● **What to produce**
Copy out all the entries exactly.

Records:
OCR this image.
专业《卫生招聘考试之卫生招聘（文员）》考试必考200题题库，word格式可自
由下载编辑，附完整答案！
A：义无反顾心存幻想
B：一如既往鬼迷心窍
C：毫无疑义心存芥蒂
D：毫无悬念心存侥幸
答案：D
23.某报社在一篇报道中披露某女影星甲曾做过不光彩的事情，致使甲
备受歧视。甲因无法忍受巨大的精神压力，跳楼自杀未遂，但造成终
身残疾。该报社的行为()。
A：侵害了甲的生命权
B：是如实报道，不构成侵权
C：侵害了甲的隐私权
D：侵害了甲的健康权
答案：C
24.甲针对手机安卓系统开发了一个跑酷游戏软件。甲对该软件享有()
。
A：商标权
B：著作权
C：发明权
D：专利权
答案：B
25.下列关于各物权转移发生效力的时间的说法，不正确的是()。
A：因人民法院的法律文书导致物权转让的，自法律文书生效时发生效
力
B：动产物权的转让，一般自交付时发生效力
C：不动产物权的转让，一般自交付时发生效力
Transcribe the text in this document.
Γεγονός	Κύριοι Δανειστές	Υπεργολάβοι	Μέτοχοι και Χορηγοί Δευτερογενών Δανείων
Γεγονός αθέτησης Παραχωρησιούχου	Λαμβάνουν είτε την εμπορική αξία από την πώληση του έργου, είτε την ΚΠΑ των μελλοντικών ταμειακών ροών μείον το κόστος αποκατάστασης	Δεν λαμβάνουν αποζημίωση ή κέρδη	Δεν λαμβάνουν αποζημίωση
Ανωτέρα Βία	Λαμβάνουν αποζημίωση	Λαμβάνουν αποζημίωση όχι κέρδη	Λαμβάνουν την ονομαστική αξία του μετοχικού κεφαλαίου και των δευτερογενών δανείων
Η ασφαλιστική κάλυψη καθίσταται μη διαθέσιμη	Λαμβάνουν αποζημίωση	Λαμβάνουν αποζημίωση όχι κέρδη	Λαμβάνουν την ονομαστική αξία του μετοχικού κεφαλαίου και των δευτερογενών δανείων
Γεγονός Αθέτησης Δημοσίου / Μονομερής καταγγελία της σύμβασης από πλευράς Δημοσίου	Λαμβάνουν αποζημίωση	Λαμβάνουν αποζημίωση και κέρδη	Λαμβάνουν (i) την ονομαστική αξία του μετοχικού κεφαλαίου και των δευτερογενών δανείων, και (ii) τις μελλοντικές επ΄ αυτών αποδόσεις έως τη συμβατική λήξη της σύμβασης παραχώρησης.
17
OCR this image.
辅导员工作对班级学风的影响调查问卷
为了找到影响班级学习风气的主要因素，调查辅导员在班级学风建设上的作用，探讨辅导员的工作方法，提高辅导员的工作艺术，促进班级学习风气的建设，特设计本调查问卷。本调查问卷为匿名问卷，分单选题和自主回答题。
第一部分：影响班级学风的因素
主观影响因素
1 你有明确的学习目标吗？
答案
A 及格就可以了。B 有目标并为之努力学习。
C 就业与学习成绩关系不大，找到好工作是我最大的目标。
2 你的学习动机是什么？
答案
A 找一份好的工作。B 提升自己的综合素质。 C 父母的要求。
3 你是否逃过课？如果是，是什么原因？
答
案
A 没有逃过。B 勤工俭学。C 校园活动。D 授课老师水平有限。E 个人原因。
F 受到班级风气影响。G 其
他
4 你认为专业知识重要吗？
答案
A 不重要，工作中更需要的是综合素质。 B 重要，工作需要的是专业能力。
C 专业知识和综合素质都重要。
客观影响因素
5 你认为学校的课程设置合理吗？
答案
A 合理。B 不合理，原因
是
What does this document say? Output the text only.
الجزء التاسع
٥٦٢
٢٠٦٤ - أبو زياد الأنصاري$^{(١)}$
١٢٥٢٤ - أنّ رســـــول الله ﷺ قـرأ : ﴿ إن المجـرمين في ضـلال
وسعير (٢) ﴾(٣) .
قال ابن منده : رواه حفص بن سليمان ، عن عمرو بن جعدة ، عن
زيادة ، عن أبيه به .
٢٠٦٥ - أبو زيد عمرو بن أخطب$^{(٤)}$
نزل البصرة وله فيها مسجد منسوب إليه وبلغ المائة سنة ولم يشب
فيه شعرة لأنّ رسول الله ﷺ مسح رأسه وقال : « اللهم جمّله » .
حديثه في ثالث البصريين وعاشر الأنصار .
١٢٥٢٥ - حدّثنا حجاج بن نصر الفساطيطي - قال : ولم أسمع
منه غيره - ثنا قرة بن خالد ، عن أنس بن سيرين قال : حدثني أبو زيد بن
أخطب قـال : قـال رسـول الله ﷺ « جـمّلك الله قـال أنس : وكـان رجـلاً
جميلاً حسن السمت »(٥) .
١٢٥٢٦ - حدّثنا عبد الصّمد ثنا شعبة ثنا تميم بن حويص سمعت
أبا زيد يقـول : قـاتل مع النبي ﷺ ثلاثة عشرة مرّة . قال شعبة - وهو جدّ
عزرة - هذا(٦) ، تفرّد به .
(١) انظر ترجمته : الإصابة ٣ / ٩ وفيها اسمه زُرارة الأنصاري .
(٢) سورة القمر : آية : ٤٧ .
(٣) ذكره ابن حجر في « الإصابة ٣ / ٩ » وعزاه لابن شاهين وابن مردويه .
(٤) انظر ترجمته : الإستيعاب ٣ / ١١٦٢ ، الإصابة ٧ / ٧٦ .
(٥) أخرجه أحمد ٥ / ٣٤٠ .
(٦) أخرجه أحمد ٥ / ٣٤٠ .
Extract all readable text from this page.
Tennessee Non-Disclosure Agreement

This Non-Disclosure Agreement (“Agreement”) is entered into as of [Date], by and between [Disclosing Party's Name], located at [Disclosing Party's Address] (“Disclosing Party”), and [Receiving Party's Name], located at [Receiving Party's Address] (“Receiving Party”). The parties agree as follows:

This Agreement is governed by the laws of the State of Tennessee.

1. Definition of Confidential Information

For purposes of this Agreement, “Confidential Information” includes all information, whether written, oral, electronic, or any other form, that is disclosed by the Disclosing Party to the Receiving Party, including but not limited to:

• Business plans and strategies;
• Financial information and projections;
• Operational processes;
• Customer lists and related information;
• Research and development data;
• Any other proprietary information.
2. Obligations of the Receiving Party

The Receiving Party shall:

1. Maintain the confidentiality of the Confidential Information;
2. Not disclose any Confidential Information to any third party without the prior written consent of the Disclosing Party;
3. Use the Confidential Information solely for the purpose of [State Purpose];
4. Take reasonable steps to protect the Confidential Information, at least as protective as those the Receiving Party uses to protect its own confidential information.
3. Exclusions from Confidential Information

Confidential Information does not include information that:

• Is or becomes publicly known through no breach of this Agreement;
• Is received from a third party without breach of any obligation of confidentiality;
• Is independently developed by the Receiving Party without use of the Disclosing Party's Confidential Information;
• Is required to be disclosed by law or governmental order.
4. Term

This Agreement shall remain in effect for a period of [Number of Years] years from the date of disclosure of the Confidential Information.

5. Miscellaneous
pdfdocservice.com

● **Result**
OCR this image.
专业《卫生招聘考试之卫生招聘（文员）》考试必考200题题库，word格式可自
由下载编辑，附完整答案！
A：义无反顾心存幻想
B：一如既往鬼迷心窍
C：毫无疑义心存芥蒂
D：毫无悬念心存侥幸
答案：D
23.某报社在一篇报道中披露某女影星甲曾做过不光彩的事情，致使甲
备受歧视。甲因无法忍受巨大的精神压力，跳楼自杀未遂，但造成终
身残疾。该报社的行为()。
A：侵害了甲的生命权
B：是如实报道，不构成侵权
C：侵害了甲的隐私权
D：侵害了甲的健康权
答案：C
24.甲针对手机安卓系统开发了一个跑酷游戏软件。甲对该软件享有()
。
A：商标权
B：著作权
C：发明权
D：专利权
答案：B
25.下列关于各物权转移发生效力的时间的说法，不正确的是()。
A：因人民法院的法律文书导致物权转让的，自法律文书生效时发生效
力
B：动产物权的转让，一般自交付时发生效力
C：不动产物权的转让，一般自交付时发生效力
Transcribe the text in this document.
Γεγονός	Κύριοι Δανειστές	Υπεργολάβοι	Μέτοχοι και Χορηγοί Δευτερογενών Δανείων
Γεγονός αθέτησης Παραχωρησιούχου	Λαμβάνουν είτε την εμπορική αξία από την πώληση του έργου, είτε την ΚΠΑ των μελλοντικών ταμειακών ροών μείον το κόστος αποκατάστασης	Δεν λαμβάνουν αποζημίωση ή κέρδη	Δεν λαμβάνουν αποζημίωση
Ανωτέρα Βία	Λαμβάνουν αποζημίωση	Λαμβάνουν αποζημίωση όχι κέρδη	Λαμβάνουν την ονομαστική αξία του μετοχικού κεφαλαίου και των δευτερογενών δανείων
Η ασφαλιστική κάλυψη καθίσταται μη διαθέσιμη	Λαμβάνουν αποζημίωση	Λαμβάνουν αποζημίωση όχι κέρδη	Λαμβάνουν την ονομαστική αξία του μετοχικού κεφαλαίου και των δευτερογενών δανείων
Γεγονός Αθέτησης Δημοσίου / Μονομερής καταγγελία της σύμβασης από πλευράς Δημοσίου	Λαμβάνουν αποζημίωση	Λαμβάνουν αποζημίωση και κέρδη	Λαμβάνουν (i) την ονομαστική αξία του μετοχικού κεφαλαίου και των δευτερογενών δανείων, και (ii) τις μελλοντικές επ΄ αυτών αποδόσεις έως τη συμβατική λήξη της σύμβασης παραχώρησης.
17
OCR this image.
辅导员工作对班级学风的影响调查问卷
为了找到影响班级学习风气的主要因素，调查辅导员在班级学风建设上的作用，探讨辅导员的工作方法，提高辅导员的工作艺术，促进班级学习风气的建设，特设计本调查问卷。本调查问卷为匿名问卷，分单选题和自主回答题。
第一部分：影响班级学风的因素
主观影响因素
1 你有明确的学习目标吗？
答案
A 及格就可以了。B 有目标并为之努力学习。
C 就业与学习成绩关系不大，找到好工作是我最大的目标。
2 你的学习动机是什么？
答案
A 找一份好的工作。B 提升自己的综合素质。 C 父母的要求。
3 你是否逃过课？如果是，是什么原因？
答
案
A 没有逃过。B 勤工俭学。C 校园活动。D 授课老师水平有限。E 个人原因。
F 受到班级风气影响。G 其
他
4 你认为专业知识重要吗？
答案
A 不重要，工作中更需要的是综合素质。 B 重要，工作需要的是专业能力。
C 专业知识和综合素质都重要。
客观影响因素
5 你认为学校的课程设置合理吗？
答案
A 合理。B 不合理，原因
是
What does this document say? Output the text only.
الجزء التاسع
٥٦٢
٢٠٦٤ - أبو زياد الأنصاري$^{(١)}$
١٢٥٢٤ - أنّ رســـــول الله ﷺ قـرأ : ﴿ إن المجـرمين في ضـلال
وسعير (٢) ﴾(٣) .
قال ابن منده : رواه حفص بن سليمان ، عن عمرو بن جعدة ، عن
زيادة ، عن أبيه به .
٢٠٦٥ - أبو زيد عمرو بن أخطب$^{(٤)}$
نزل البصرة وله فيها مسجد منسوب إليه وبلغ المائة سنة ولم يشب
فيه شعرة لأنّ رسول الله ﷺ مسح رأسه وقال : « اللهم جمّله » .
حديثه في ثالث البصريين وعاشر الأنصار .
١٢٥٢٥ - حدّثنا حجاج بن نصر الفساطيطي - قال : ولم أسمع
منه غيره - ثنا قرة بن خالد ، عن أنس بن سيرين قال : حدثني أبو زيد بن
أخطب قـال : قـال رسـول الله ﷺ « جـمّلك الله قـال أنس : وكـان رجـلاً
جميلاً حسن السمت »(٥) .
١٢٥٢٦ - حدّثنا عبد الصّمد ثنا شعبة ثنا تميم بن حويص سمعت
أبا زيد يقـول : قـاتل مع النبي ﷺ ثلاثة عشرة مرّة . قال شعبة - وهو جدّ
عزرة - هذا(٦) ، تفرّد به .
(١) انظر ترجمته : الإصابة ٣ / ٩ وفيها اسمه زُرارة الأنصاري .
(٢) سورة القمر : آية : ٤٧ .
(٣) ذكره ابن حجر في « الإصابة ٣ / ٩ » وعزاه لابن شاهين وابن مردويه .
(٤) انظر ترجمته : الإستيعاب ٣ / ١١٦٢ ، الإصابة ٧ / ٧٦ .
(٥) أخرجه أحمد ٥ / ٣٤٠ .
(٦) أخرجه أحمد ٥ / ٣٤٠ .
Extract all readable text from this page.
Tennessee Non-Disclosure Agreement

This Non-Disclosure Agreement (“Agreement”) is entered into as of [Date], by and between [Disclosing Party's Name], located at [Disclosing Party's Address] (“Disclosing Party”), and [Receiving Party's Name], located at [Receiving Party's Address] (“Receiving Party”). The parties agree as follows:

This Agreement is governed by the laws of the State of Tennessee.

1. Definition of Confidential Information

For purposes of this Agreement, “Confidential Information” includes all information, whether written, oral, electronic, or any other form, that is disclosed by the Disclosing Party to the Receiving Party, including but not limited to:

• Business plans and strategies;
• Financial information and projections;
• Operational processes;
• Customer lists and related information;
• Research and development data;
• Any other proprietary information.
2. Obligations of the Receiving Party

The Receiving Party shall:

1. Maintain the confidentiality of the Confidential Information;
2. Not disclose any Confidential Information to any third party without the prior written consent of the Disclosing Party;
3. Use the Confidential Information solely for the purpose of [State Purpose];
4. Take reasonable steps to protect the Confidential Information, at least as protective as those the Receiving Party uses to protect its own confidential information.
3. Exclusions from Confidential Information

Confidential Information does not include information that:

• Is or becomes publicly known through no breach of this Agreement;
• Is received from a third party without breach of any obligation of confidentiality;
• Is independently developed by the Receiving Party without use of the Disclosing Party's Confidential Information;
• Is required to be disclosed by law or governmental order.
4. Term

This Agreement shall remain in effect for a period of [Number of Years] years from the date of disclosure of the Confidential Information.

5. Miscellaneous
pdfdocservice.com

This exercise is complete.